-- Begin DATASET EXCERPTS --

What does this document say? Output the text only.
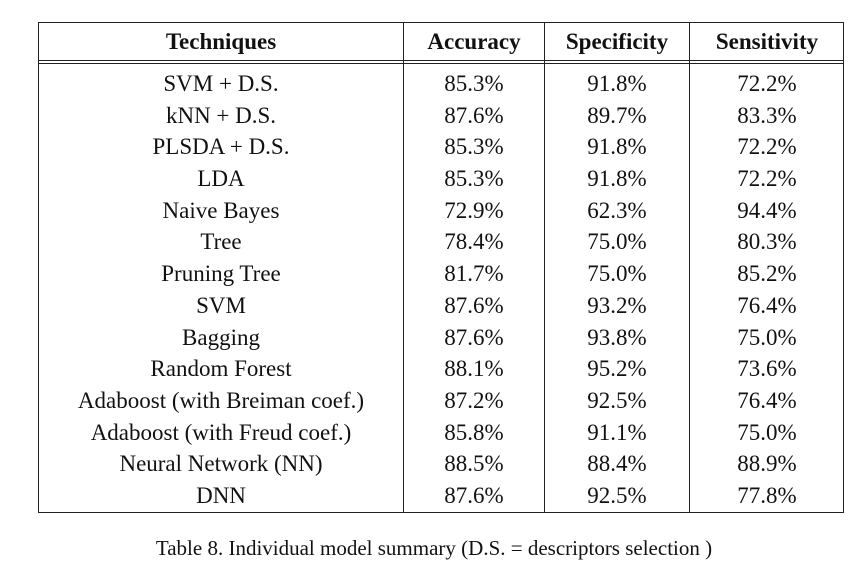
Techniques	Accuracy	Specificity	Sensitivity
SVM + D.S.	85.3%	91.8%	72.2%
kNN + D.S.	87.6%	89.7%	83.3%
PLSDA + D.S.	85.3%	91.8%	72.2%
LDA	85.3%	91.8%	72.2%
Naive Bayes	72.9%	62.3%	94.4%
Tree	78.4%	75.0%	80.3%
Pruning Tree	81.7%	75.0%	85.2%
SVM	87.6%	93.2%	76.4%
Bagging	87.6%	93.8%	75.0%
Random Forest	88.1%	95.2%	73.6%
Adaboost (with Breiman coef.)	87.2%	92.5%	76.4%
Adaboost (with Freud coef.)	85.8%	91.1%	75.0%
Neural Network (NN)	88.5%	88.4%	88.9%
DNN	87.6%	92.5%	77.8%
Table 8. Individual model summary (D.S. = descriptors selection )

-- End DATASET EXCERPTS --

Leave out the pictures and copy every record above exactly.

→ TASK SOLUTION:
What does this document say? Output the text only.
Techniques	Accuracy	Specificity	Sensitivity
SVM + D.S.	85.3%	91.8%	72.2%
kNN + D.S.	87.6%	89.7%	83.3%
PLSDA + D.S.	85.3%	91.8%	72.2%
LDA	85.3%	91.8%	72.2%
Naive Bayes	72.9%	62.3%	94.4%
Tree	78.4%	75.0%	80.3%
Pruning Tree	81.7%	75.0%	85.2%
SVM	87.6%	93.2%	76.4%
Bagging	87.6%	93.8%	75.0%
Random Forest	88.1%	95.2%	73.6%
Adaboost (with Breiman coef.)	87.2%	92.5%	76.4%
Adaboost (with Freud coef.)	85.8%	91.1%	75.0%
Neural Network (NN)	88.5%	88.4%	88.9%
DNN	87.6%	92.5%	77.8%
Table 8. Individual model summary (D.S. = descriptors selection )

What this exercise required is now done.